- _Job_: Repeat what the lines below say, word for word, and skip every image.

- _Data items_:

□ □ □

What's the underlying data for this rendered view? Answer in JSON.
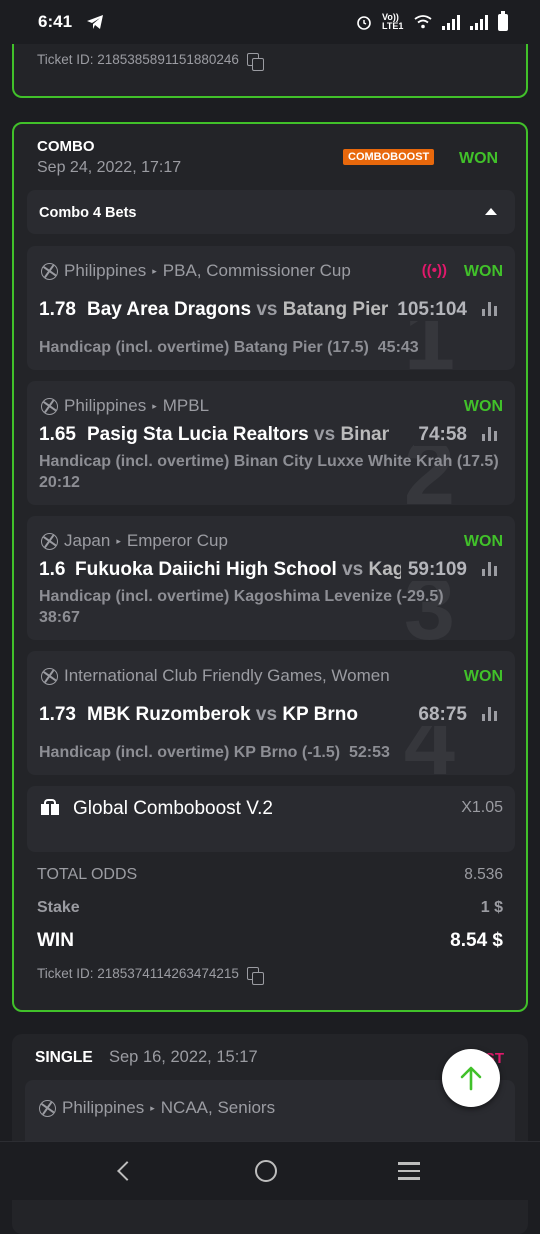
{
  "status_bar": {
    "time": "6:41",
    "network": "Vo)) LTE1"
  },
  "top_card": {
    "ticket_id": "Ticket ID: 2185385891151880246"
  },
  "combo": {
    "label": "COMBO",
    "date": "Sep 24, 2022, 17:17",
    "badge": "COMBOBOOST",
    "status": "WON",
    "header": "Combo 4 Bets",
    "bets": [
      {
        "number": "1",
        "country": "Philippines",
        "league": "PBA, Commissioner Cup",
        "live": "((•))",
        "status": "WON",
        "odds": "1.78",
        "team1": "Bay Area Dragons",
        "vs": "vs",
        "team2": "Batang Pier",
        "score": "105:104",
        "market": "Handicap (incl. overtime) Batang Pier (17.5)",
        "market_score": "45:43"
      },
      {
        "number": "2",
        "country": "Philippines",
        "league": "MPBL",
        "status": "WON",
        "odds": "1.65",
        "team1": "Pasig Sta Lucia Realtors",
        "vs": "vs",
        "team2": "Binan City Luxxe White Krah",
        "score": "74:58",
        "market": "Handicap (incl. overtime) Binan City Luxxe White Krah (17.5)",
        "market_score": "20:12"
      },
      {
        "number": "3",
        "country": "Japan",
        "league": "Emperor Cup",
        "status": "WON",
        "odds": "1.6",
        "team1": "Fukuoka Daiichi High School",
        "vs": "vs",
        "team2": "Kagoshima Levenize",
        "score": "59:109",
        "market": "Handicap (incl. overtime) Kagoshima Levenize (-29.5)",
        "market_score": "38:67"
      },
      {
        "number": "4",
        "country": "International Club Friendly Games, Women",
        "league": "",
        "status": "WON",
        "odds": "1.73",
        "team1": "MBK Ruzomberok",
        "vs": "vs",
        "team2": "KP Brno",
        "score": "68:75",
        "market": "Handicap (incl. overtime) KP Brno (-1.5)",
        "market_score": "52:53"
      }
    ],
    "comboboost": {
      "name": "Global Comboboost V.2",
      "multiplier": "X1.05"
    },
    "total_odds_label": "TOTAL ODDS",
    "total_odds": "8.536",
    "stake_label": "Stake",
    "stake": "1 $",
    "win_label": "WIN",
    "win": "8.54 $",
    "ticket_id": "Ticket ID: 2185374114263474215"
  },
  "single": {
    "label": "SINGLE",
    "date": "Sep 16, 2022, 15:17",
    "status": "LOST",
    "country": "Philippines",
    "league": "NCAA, Seniors"
  },
  "colors": {
    "won": "#41c12a",
    "badge": "#e8680c",
    "live": "#e0196b",
    "card_border": "#41c12a"
  },
  "icons": [
    "telegram-icon",
    "alarm-icon",
    "wifi-icon",
    "signal-icon",
    "battery-icon",
    "copy-icon",
    "basketball-icon",
    "stats-icon",
    "gift-icon",
    "arrow-up-icon",
    "back-icon",
    "home-icon",
    "menu-icon"
  ]
}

□ □ □

- _Response for this exercise_:
What's the underlying data for this rendered view? Answer in JSON.
{
  "status_bar": {
    "time": "6:41",
    "network": "Vo)) LTE1"
  },
  "top_card": {
    "ticket_id": "Ticket ID: 2185385891151880246"
  },
  "combo": {
    "label": "COMBO",
    "date": "Sep 24, 2022, 17:17",
    "badge": "COMBOBOOST",
    "status": "WON",
    "header": "Combo 4 Bets",
    "bets": [
      {
        "number": "1",
        "country": "Philippines",
        "league": "PBA, Commissioner Cup",
        "live": "((•))",
        "status": "WON",
        "odds": "1.78",
        "team1": "Bay Area Dragons",
        "vs": "vs",
        "team2": "Batang Pier",
        "score": "105:104",
        "market": "Handicap (incl. overtime) Batang Pier (17.5)",
        "market_score": "45:43"
      },
      {
        "number": "2",
        "country": "Philippines",
        "league": "MPBL",
        "status": "WON",
        "odds": "1.65",
        "team1": "Pasig Sta Lucia Realtors",
        "vs": "vs",
        "team2": "Binan City Luxxe White Krah",
        "score": "74:58",
        "market": "Handicap (incl. overtime) Binan City Luxxe White Krah (17.5)",
        "market_score": "20:12"
      },
      {
        "number": "3",
        "country": "Japan",
        "league": "Emperor Cup",
        "status": "WON",
        "odds": "1.6",
        "team1": "Fukuoka Daiichi High School",
        "vs": "vs",
        "team2": "Kagoshima Levenize",
        "score": "59:109",
        "market": "Handicap (incl. overtime) Kagoshima Levenize (-29.5)",
        "market_score": "38:67"
      },
      {
        "number": "4",
        "country": "International Club Friendly Games, Women",
        "league": "",
        "status": "WON",
        "odds": "1.73",
        "team1": "MBK Ruzomberok",
        "vs": "vs",
        "team2": "KP Brno",
        "score": "68:75",
        "market": "Handicap (incl. overtime) KP Brno (-1.5)",
        "market_score": "52:53"
      }
    ],
    "comboboost": {
      "name": "Global Comboboost V.2",
      "multiplier": "X1.05"
    },
    "total_odds_label": "TOTAL ODDS",
    "total_odds": "8.536",
    "stake_label": "Stake",
    "stake": "1 $",
    "win_label": "WIN",
    "win": "8.54 $",
    "ticket_id": "Ticket ID: 2185374114263474215"
  },
  "single": {
    "label": "SINGLE",
    "date": "Sep 16, 2022, 15:17",
    "status": "LOST",
    "country": "Philippines",
    "league": "NCAA, Seniors"
  },
  "colors": {
    "won": "#41c12a",
    "badge": "#e8680c",
    "live": "#e0196b",
    "card_border": "#41c12a"
  },
  "icons": [
    "telegram-icon",
    "alarm-icon",
    "wifi-icon",
    "signal-icon",
    "battery-icon",
    "copy-icon",
    "basketball-icon",
    "stats-icon",
    "gift-icon",
    "arrow-up-icon",
    "back-icon",
    "home-icon",
    "menu-icon"
  ]
}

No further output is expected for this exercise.